Tarefas a cumprir:
• 1. No texto sobre procrastinação, com que tipos de texto quem escreve diz ter castigado algumas vistas?
• 2. Prossiga o texto sobre procrastinação a partir do ponto em que ele para.

──────── Trecho do texto

Depois eu faço o título

Sim, é doloroso pra mim ter um blog, mas era uma vontade latente que me perseguia há alguns anos. Talvez realmente o fato de querer opinar sobre quase tudo, em qualquer maldito contexto e sem lá muito constrangimento de me opor aos pensamentos alheios, me impulsione a tal, talvez pela errônea impressão de que o que eu penso desta ótica aqui pode realmente influenciar alguém a pensar algo novo.
Castiguei ferozmente algumas vistas com textões de facebook e textões verbalizados (AKA “falas”) e agora talvez possa selecioná-los melhor para quem não esteja tão somente querendo saber que merda eu tô falando pra poder me se opor frontalmente depois (indepentendemente de concordar ou discordar).
Bem, este texto fala sobre procrastinação. Em inglês “procrastination”, em espanhol “dilación”, em francês “procrastination”, em grego “αναβολή” em Iorubá… tá, em Iorubá o Google deu uma aula de metalinguagem na sua cara, em Iorubá ainda não tem, deixaram pra depois…
Não sei bem se passa pela mente de muitos, não sei se é porque uma certa dose de prepotência me cega, mas um dos defeitos que me perseguem (Jeová sabe que são muitos) é a impressão de que eu posso fazer algumas coisas realmente boas a qualquer momento, ou ao menos tentá-las.

────────────────
──────── Material fornecido

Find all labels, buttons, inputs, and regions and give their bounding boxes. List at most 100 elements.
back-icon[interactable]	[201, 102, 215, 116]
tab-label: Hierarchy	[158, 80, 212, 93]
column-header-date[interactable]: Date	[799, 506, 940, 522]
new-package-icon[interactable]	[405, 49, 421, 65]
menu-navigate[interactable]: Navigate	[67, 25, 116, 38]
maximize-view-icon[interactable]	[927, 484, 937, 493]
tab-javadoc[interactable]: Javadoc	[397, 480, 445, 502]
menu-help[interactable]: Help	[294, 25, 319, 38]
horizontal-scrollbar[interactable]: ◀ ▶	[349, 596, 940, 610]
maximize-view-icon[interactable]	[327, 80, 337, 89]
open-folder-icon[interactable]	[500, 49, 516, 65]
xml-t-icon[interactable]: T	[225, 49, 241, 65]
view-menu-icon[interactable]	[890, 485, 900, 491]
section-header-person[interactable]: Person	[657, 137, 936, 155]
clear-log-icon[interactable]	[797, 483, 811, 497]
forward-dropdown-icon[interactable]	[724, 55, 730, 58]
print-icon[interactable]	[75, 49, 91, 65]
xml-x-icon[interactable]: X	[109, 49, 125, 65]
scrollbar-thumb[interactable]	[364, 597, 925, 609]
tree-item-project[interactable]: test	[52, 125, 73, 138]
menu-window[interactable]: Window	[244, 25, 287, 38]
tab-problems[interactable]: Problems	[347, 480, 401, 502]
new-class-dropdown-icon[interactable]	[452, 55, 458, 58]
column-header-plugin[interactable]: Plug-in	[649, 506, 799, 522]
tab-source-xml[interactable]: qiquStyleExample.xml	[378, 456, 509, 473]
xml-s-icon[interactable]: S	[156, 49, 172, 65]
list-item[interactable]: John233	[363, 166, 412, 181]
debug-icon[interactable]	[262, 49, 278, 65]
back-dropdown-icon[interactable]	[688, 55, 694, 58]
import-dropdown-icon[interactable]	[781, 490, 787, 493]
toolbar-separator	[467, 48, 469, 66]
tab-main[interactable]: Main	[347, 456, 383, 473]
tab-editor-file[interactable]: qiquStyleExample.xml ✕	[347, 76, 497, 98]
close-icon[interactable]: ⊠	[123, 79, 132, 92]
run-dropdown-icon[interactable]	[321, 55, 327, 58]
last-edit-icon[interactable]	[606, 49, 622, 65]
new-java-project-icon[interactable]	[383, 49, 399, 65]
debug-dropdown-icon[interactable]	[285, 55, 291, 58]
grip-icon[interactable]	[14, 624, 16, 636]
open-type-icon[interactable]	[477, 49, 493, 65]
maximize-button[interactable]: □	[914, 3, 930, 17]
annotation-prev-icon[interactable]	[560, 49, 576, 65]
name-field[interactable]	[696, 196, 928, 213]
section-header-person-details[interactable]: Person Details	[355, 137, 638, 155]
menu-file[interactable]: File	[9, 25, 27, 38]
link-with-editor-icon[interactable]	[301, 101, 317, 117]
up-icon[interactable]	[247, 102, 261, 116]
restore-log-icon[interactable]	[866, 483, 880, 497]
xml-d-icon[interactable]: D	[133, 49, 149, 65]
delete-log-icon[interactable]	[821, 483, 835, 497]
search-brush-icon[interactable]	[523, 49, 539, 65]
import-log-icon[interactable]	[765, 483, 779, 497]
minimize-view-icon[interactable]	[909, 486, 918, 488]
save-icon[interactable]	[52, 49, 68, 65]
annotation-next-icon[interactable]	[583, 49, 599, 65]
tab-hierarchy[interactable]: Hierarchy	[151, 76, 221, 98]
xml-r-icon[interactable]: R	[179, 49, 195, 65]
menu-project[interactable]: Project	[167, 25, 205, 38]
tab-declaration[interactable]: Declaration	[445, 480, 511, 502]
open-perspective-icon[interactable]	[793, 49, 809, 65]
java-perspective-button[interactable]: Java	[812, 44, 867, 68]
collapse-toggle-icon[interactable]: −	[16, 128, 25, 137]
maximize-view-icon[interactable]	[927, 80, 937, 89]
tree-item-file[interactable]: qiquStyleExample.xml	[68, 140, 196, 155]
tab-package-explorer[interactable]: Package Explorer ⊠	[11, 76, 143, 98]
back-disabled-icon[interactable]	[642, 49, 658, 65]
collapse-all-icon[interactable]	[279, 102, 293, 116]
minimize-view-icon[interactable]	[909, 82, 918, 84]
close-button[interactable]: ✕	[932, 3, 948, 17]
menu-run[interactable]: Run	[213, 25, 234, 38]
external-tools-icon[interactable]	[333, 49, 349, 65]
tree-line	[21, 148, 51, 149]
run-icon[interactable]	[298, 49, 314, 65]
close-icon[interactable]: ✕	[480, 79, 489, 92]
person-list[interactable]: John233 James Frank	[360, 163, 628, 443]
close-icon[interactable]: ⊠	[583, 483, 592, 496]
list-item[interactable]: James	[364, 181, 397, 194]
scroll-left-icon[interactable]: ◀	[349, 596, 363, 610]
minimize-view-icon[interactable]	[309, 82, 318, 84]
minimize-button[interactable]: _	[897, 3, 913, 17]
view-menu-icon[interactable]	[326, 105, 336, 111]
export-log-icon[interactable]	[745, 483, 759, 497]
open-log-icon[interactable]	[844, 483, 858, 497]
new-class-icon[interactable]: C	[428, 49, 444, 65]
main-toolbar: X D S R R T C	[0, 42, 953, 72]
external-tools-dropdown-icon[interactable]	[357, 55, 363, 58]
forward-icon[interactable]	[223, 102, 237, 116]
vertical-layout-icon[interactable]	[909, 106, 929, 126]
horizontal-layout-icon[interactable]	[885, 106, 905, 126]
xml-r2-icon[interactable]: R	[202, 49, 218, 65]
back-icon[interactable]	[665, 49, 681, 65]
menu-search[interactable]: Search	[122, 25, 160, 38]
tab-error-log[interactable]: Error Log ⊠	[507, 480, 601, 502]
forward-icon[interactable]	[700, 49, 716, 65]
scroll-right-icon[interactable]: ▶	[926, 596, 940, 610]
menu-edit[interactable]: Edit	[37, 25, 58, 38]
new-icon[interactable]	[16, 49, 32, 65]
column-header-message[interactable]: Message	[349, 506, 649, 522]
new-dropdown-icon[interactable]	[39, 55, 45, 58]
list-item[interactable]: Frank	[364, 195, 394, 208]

────────────────

Respostas em ordem:
• 1. Com textões de Facebook e textões verbalizados, as chamadas "falas".

• 2.
Calmae, talvez você esteja me achando um arrogante estúpido (touché, acertou), mas não dessa vez, “not so fast, not so fast”. O que quero dizer é que trabalho o que tenho que me esforçar por simplesmente não ser bom, até chegar em um nível minimamente aceitável e um tanto quanto menos risível, e não faço com vigor, por achar ou ter certeza que sei fazer, as atividades nas quais sou realmente mais destacado.
Em resumo e por mais absurdo que pareça: ser bom no que você é ruim e ser ruim no que você deveria ser bom.
Pronto. O perfeito e milimétrico equilíbrio da ineficiência, a fina flor da frustração, a masterpiece do subaproveitamento
(PS:eu não tô nem aí se subaproveitamento” é aceito no novo acordo ortográfico e não sei se isso respeita os ditames antigos também)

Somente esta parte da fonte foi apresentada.